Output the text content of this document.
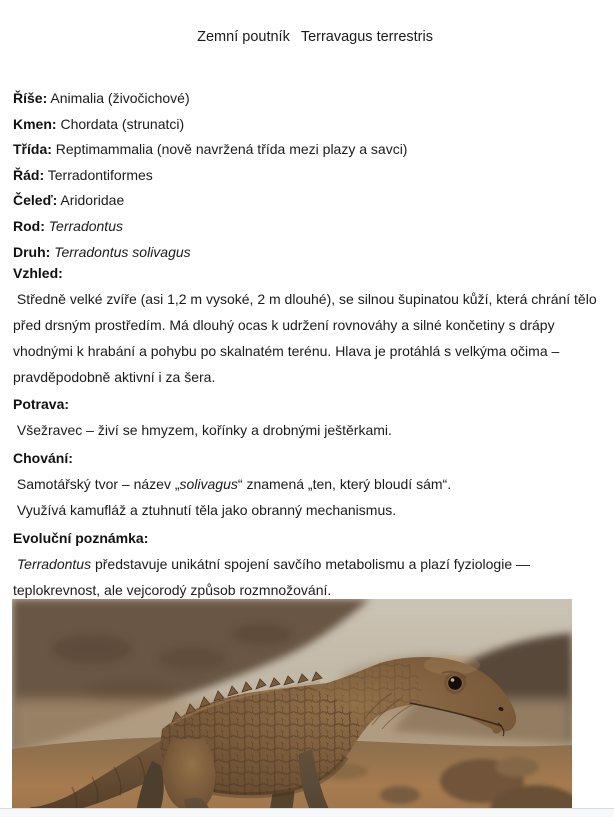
Zemní poutník Terravagus terrestris

Říše: Animalia (živočichové)
Kmen: Chordata (strunatci)
Třída: Reptimammalia (nově navržená třída mezi plazy a savci)
Řád: Terradontiformes
Čeleď: Aridoridae
Rod: Terradontus
Druh: Terradontus solivagus
Vzhled:
Středně velké zvíře (asi 1,2 m vysoké, 2 m dlouhé), se silnou šupinatou kůží, která chrání tělo před drsným prostředím. Má dlouhý ocas k udržení rovnováhy a silné končetiny s drápy vhodnými k hrabání a pohybu po skalnatém terénu. Hlava je protáhlá s velkýma očima – pravděpodobně aktivní i za šera.
Potrava:
Všežravec – živí se hmyzem, kořínky a drobnými ještěrkami.
Chování:
Samotářský tvor – název „solivagus“ znamená „ten, který bloudí sám“.
Využívá kamufláž a ztuhnutí těla jako obranný mechanismus.
Evoluční poznámka:
Terradontus představuje unikátní spojení savčího metabolismu a plazí fyziologie — teplokrevnost, ale vejcorodý způsob rozmnožování.
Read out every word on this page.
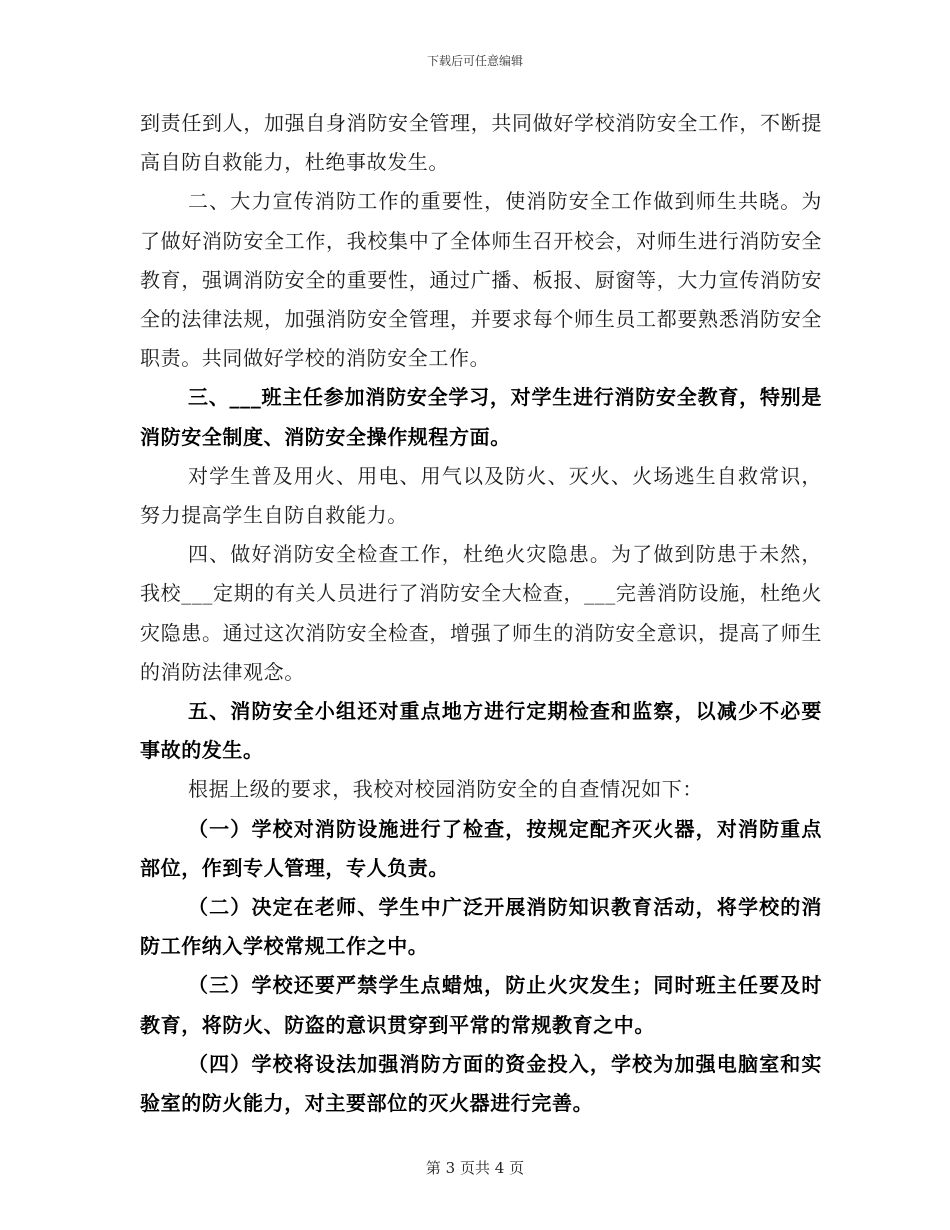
下载后可任意编辑

到责任到人，加强自身消防安全管理，共同做好学校消防安全工作，不断提高自防自救能力，杜绝事故发生。

二、大力宣传消防工作的重要性，使消防安全工作做到师生共晓。为了做好消防安全工作，我校集中了全体师生召开校会，对师生进行消防安全教育，强调消防安全的重要性，通过广播、板报、厨窗等，大力宣传消防安全的法律法规，加强消防安全管理，并要求每个师生员工都要熟悉消防安全职责。共同做好学校的消防安全工作。

三、___班主任参加消防安全学习，对学生进行消防安全教育，特别是消防安全制度、消防安全操作规程方面。

对学生普及用火、用电、用气以及防火、灭火、火场逃生自救常识，努力提高学生自防自救能力。

四、做好消防安全检查工作，杜绝火灾隐患。为了做到防患于未然，我校___定期的有关人员进行了消防安全大检查，___完善消防设施，杜绝火灾隐患。通过这次消防安全检查，增强了师生的消防安全意识，提高了师生的消防法律观念。

五、消防安全小组还对重点地方进行定期检查和监察，以减少不必要事故的发生。

根据上级的要求，我校对校园消防安全的自查情况如下：

（一）学校对消防设施进行了检查，按规定配齐灭火器，对消防重点部位，作到专人管理，专人负责。

（二）决定在老师、学生中广泛开展消防知识教育活动，将学校的消防工作纳入学校常规工作之中。

（三）学校还要严禁学生点蜡烛，防止火灾发生；同时班主任要及时教育，将防火、防盗的意识贯穿到平常的常规教育之中。

（四）学校将设法加强消防方面的资金投入，学校为加强电脑室和实验室的防火能力，对主要部位的灭火器进行完善。

第 3 页共 4 页
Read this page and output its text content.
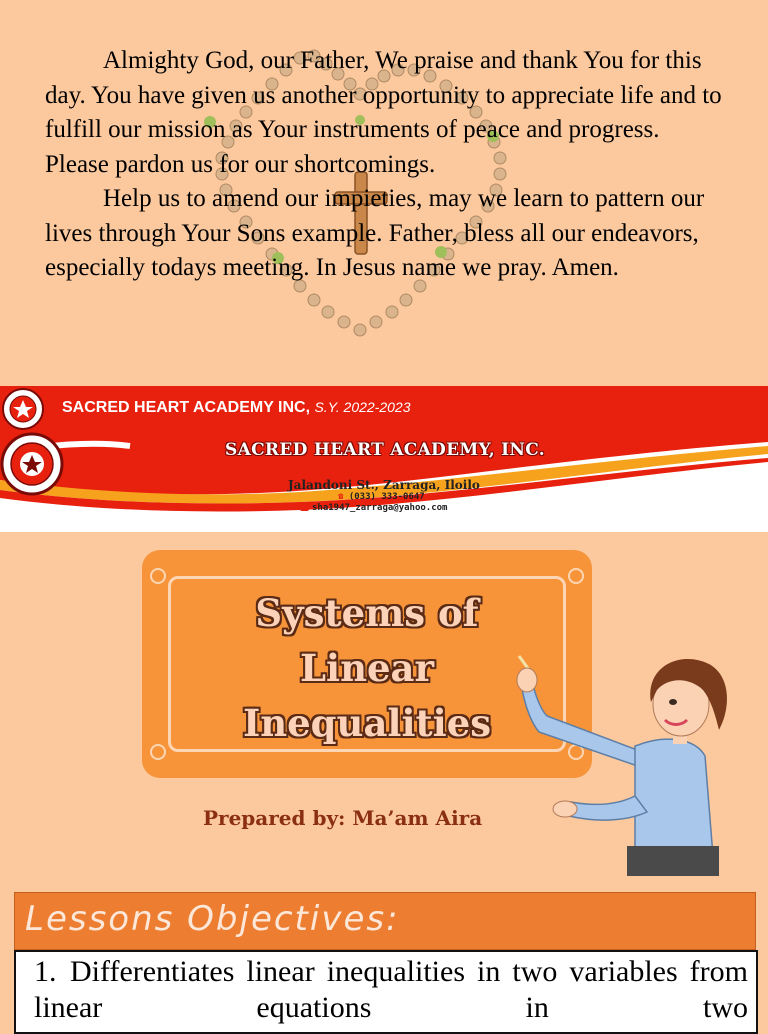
Almighty God, our Father, We praise and thank You for this day. You have given us another opportunity to appreciate life and to fulfill our mission as Your instruments of peace and progress. Please pardon us for our shortcomings.

Help us to amend our impieties, may we learn to pattern our lives through Your Sons example. Father, bless all our endeavors, especially todays meeting. In Jesus name we pray. Amen.

SACRED HEART ACADEMY INC, S.Y. 2022-2023
SACRED HEART ACADEMY, INC.
PAASCU ACCREDITED
Jalandoni St., Zarraga, Iloilo
☎ (033) 333-0647
sha1947_zarraga@yahoo.com
Systems of
Linear
Inequalities
Prepared by: Ma’am Aira
Lessons Objectives:

1. Differentiates linear inequalities in two variables from linear equations in two
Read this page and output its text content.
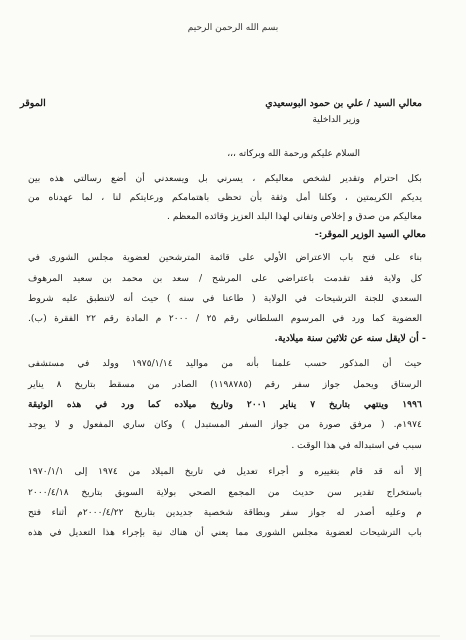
بسم الله الرحمن الرحيم
معالي السيد / علي بن حمود البوسعيدي
الموقر
وزير الداخلية
السلام عليكم ورحمة الله وبركاته ،،،
بكل احترام وتقدير لشخص معاليكم ، يسرني بل ويسعدني أن أضع رسالتي هذه بين
يديكم الكريمتين ، وكلنا أمل وثقة بأن تحظى باهتمامكم ورعايتكم لنا ، لما عهدناه من
معاليكم من صدق و إخلاص وتفاني لهذا البلد العزيز وقائده المعظم .
معالي السيد الوزير الموقر:-
بناء على فتح باب الاعتراض الأولي على قائمة المترشحين لعضوية مجلس الشورى في
كل ولاية فقد تقدمت باعتراضي على المرشح / سعد بن محمد بن سعيد المرهوف
السعدي للجنة الترشيحات في الولاية ( طاعنا في سنه ) حيث أنه لاتنطبق عليه شروط
العضوية كما ورد في المرسوم السلطاني رقم ٢٥ / ٢٠٠٠ م المادة رقم ٢٢ الفقرة (ب).
- أن لايقل سنه عن ثلاثين سنة ميلادية.
حيث أن المذكور حسب علمنا بأنه من مواليد ١٩٧٥/١/١٤ وولد في مستشفى
الرستاق ويحمل جواز سفر رقم (١١٩٨٧٨٥) الصادر من مسقط بتاريخ ٨ يناير
١٩٩٦ وينتهي بتاريخ ٧ يناير ٢٠٠١ وتاريخ ميلاده كما ورد في هذه الوثيقة
١٩٧٤م. ( مرفق صورة من جواز السفر المستبدل ) وكان ساري المفعول و لا يوجد
سبب في استبداله في هذا الوقت .
إلا أنه قد قام بتغييره و أجراء تعديل في تاريخ الميلاد من ١٩٧٤ إلى ١٩٧٠/١/١
باستخراج تقدير سن حديث من المجمع الصحي بولاية السويق بتاريخ ٢٠٠٠/٤/١٨
م وعليه أصدر له جواز سفر وبطاقة شخصية جديدين بتاريخ ٢٠٠٠/٤/٢٢م أثناء فتح
باب الترشيحات لعضوية مجلس الشورى مما يعني أن هناك نية بإجراء هذا التعديل في هذه
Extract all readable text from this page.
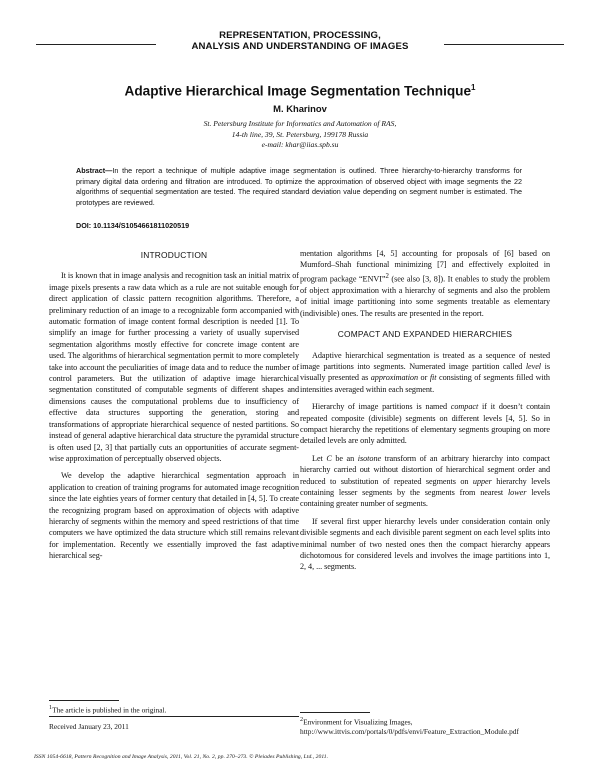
REPRESENTATION, PROCESSING,
ANALYSIS AND UNDERSTANDING OF IMAGES
Adaptive Hierarchical Image Segmentation Technique$^1$
M. Kharinov
St. Petersburg Institute for Informatics and Automation of RAS,
14-th line, 39, St. Petersburg, 199178 Russia
e-mail: khar@iias.spb.su
Abstract—In the report a technique of multiple adaptive image segmentation is outlined. Three hierarchy-to-hierarchy transforms for primary digital data ordering and filtration are introduced. To optimize the approximation of observed object with image segments the 22 algorithms of sequential segmentation are tested. The required standard deviation value depending on segment number is estimated. The prototypes are reviewed.
DOI: 10.1134/S1054661811020519
INTRODUCTION

It is known that in image analysis and recognition task an initial matrix of image pixels presents a raw data which as a rule are not suitable enough for direct application of classic pattern recognition algorithms. Therefore, a preliminary reduction of an image to a recognizable form accompanied with automatic formation of image content formal description is needed [1]. To simplify an image for further processing a variety of usually supervised segmentation algorithms mostly effective for concrete image content are used. The algorithms of hierarchical segmentation permit to more completely take into account the peculiarities of image data and to reduce the number of control parameters. But the utilization of adaptive image hierarchical segmentation constituted of computable segments of different shapes and dimensions causes the computational problems due to insufficiency of effective data structures supporting the generation, storing and transformations of appropriate hierarchical sequence of nested partitions. So instead of general adaptive hierarchical data structure the pyramidal structure is often used [2, 3] that partially cuts an opportunities of accurate segment-wise approximation of perceptually observed objects.

We develop the adaptive hierarchical segmentation approach in application to creation of training programs for automated image recognition since the late eighties years of former century that detailed in [4, 5]. To create the recognizing program based on approximation of objects with adaptive hierarchy of segments within the memory and speed restrictions of that time computers we have optimized the data structure which still remains relevant for implementation. Recently we essentially improved the fast adaptive hierarchical seg-

$^1$The article is published in the original.
Received January 23, 2011

mentation algorithms [4, 5] accounting for proposals of [6] based on Mumford–Shah functional minimizing [7] and effectively exploited in program package “ENVI”$^2$ (see also [3, 8]). It enables to study the problem of object approximation with a hierarchy of segments and also the problem of initial image partitioning into some segments treatable as elementary (indivisible) ones. The results are presented in the report.

COMPACT AND EXPANDED HIERARCHIES

Adaptive hierarchical segmentation is treated as a sequence of nested image partitions into segments. Numerated image partition called level is visually presented as approximation or fit consisting of segments filled with intensities averaged within each segment.

Hierarchy of image partitions is named compact if it doesn’t contain repeated composite (divisible) segments on different levels [4, 5]. So in compact hierarchy the repetitions of elementary segments grouping on more detailed levels are only admitted.

Let C be an isotone transform of an arbitrary hierarchy into compact hierarchy carried out without distortion of hierarchical segment order and reduced to substitution of repeated segments on upper hierarchy levels containing lesser segments by the segments from nearest lower levels containing greater number of segments.

If several first upper hierarchy levels under consideration contain only divisible segments and each divisible parent segment on each level splits into minimal number of two nested ones then the compact hierarchy appears dichotomous for considered levels and involves the image partitions into 1, 2, 4, ... segments.

$^2$Environment for Visualizing Images, http://www.ittvis.com/portals/0/pdfs/envi/Feature_Extraction_Module.pdf
ISSN 1054-6618, Pattern Recognition and Image Analysis, 2011, Vol. 21, No. 2, pp. 270–273. © Pleiades Publishing, Ltd., 2011.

## Goal
Locate the string "only" in the listing above and copy every line where it occurs.

## Output
Hierarchy of image partitions is named compact if it doesn’t contain repeated composite (divisible) segments on different levels [4, 5]. So in compact hierarchy the repetitions of elementary segments grouping on more detailed levels are only admitted.
If several first upper hierarchy levels under consideration contain only divisible segments and each divisible parent segment on each level splits into minimal number of two nested ones then the compact hierarchy appears dichotomous for considered levels and involves the image partitions into 1, 2, 4, ... segments.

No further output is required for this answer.